◆ GIVEN INSTRUCTION
Bring together all lines of the material below that contain the string "here".

* Start GIVEN INFORMATION *

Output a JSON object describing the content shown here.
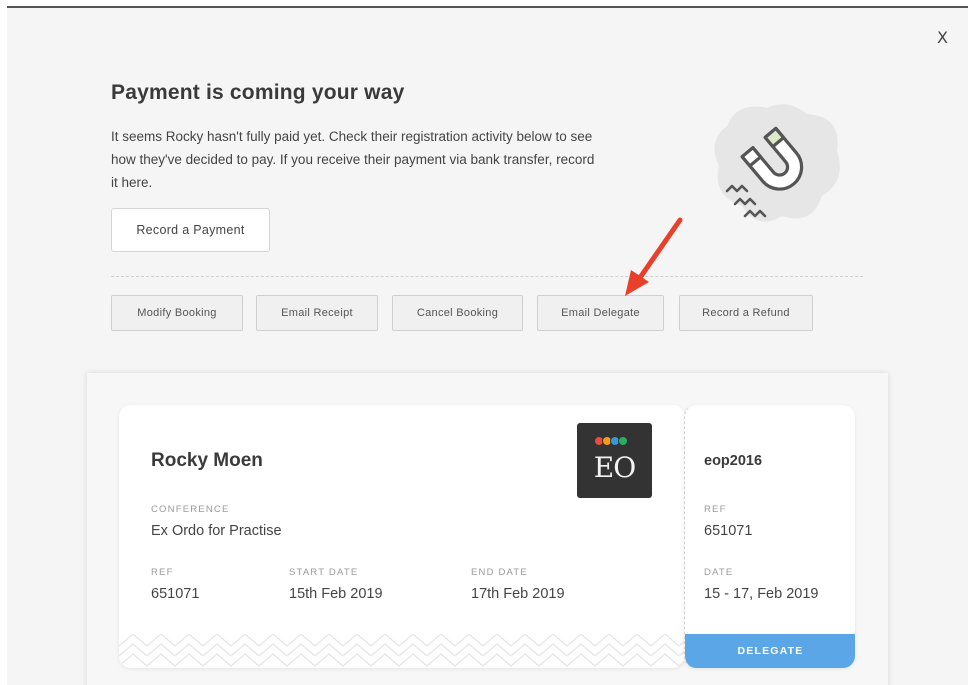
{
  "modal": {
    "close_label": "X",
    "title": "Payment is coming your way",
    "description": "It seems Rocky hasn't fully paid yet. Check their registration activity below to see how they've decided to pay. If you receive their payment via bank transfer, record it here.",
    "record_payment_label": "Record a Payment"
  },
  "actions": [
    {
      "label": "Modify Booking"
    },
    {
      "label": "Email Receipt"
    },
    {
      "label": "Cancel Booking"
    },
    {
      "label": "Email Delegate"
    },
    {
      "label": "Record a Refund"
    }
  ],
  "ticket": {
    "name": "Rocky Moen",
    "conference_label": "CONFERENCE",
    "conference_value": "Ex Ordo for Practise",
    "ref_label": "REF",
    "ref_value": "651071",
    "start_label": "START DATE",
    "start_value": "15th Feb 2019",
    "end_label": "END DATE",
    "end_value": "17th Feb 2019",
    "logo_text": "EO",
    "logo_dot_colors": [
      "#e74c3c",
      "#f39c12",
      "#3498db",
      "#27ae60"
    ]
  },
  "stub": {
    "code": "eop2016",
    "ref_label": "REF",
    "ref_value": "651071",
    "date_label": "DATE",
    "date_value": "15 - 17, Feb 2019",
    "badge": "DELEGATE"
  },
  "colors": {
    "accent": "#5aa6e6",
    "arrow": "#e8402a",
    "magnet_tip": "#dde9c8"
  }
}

* End GIVEN INFORMATION *
* Start GIVEN INFORMATION *

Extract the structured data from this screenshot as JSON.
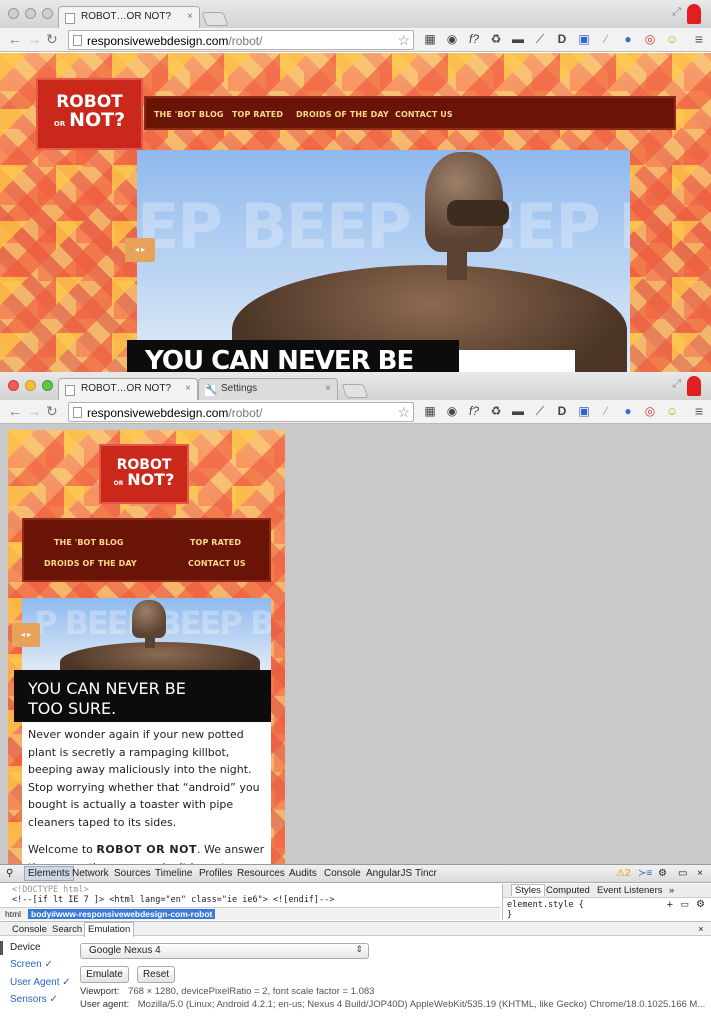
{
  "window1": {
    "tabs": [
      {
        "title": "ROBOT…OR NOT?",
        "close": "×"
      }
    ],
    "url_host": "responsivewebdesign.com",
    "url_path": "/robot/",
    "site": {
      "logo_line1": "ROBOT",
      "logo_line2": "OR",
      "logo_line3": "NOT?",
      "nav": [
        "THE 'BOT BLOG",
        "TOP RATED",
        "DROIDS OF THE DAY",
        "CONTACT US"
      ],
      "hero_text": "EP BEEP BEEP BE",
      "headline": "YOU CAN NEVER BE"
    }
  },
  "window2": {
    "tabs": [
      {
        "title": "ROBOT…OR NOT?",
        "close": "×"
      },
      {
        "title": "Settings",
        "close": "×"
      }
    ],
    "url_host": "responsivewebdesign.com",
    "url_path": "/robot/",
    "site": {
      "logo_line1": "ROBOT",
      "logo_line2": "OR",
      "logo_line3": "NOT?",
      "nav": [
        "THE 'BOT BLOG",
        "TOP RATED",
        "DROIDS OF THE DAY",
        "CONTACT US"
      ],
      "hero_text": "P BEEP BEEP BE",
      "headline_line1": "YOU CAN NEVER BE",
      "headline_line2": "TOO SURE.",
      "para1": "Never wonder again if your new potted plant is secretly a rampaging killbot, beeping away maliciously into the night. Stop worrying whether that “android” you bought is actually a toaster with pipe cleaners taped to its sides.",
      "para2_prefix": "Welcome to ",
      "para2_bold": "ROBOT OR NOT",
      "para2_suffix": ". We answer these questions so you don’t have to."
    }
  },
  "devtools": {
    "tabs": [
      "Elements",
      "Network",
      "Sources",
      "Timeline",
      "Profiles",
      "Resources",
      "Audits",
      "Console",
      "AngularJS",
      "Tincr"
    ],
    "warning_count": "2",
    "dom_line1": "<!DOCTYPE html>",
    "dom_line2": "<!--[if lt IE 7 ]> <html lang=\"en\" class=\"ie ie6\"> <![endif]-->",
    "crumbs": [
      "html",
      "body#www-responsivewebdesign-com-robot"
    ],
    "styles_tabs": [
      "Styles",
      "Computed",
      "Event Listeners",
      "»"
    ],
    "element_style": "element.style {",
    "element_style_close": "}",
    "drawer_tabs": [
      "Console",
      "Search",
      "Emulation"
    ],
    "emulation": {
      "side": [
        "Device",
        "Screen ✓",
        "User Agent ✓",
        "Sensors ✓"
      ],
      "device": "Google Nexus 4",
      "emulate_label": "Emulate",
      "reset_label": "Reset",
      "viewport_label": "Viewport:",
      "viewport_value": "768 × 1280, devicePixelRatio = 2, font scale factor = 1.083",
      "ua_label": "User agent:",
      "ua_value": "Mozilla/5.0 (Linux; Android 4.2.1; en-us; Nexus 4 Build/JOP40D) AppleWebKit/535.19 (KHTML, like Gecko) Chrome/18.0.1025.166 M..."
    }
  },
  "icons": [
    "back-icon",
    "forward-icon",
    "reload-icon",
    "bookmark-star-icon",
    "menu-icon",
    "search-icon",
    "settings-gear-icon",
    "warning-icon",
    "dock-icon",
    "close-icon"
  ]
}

* End GIVEN INFORMATION *

◆ SOLUTION TO THE PROBLEM
Output a JSON object describing the content shown here.
    "description": "It seems Rocky hasn't fully paid yet. Check their registration activity below to see how they've decided to pay. If you receive their payment via bank transfer, record it here.",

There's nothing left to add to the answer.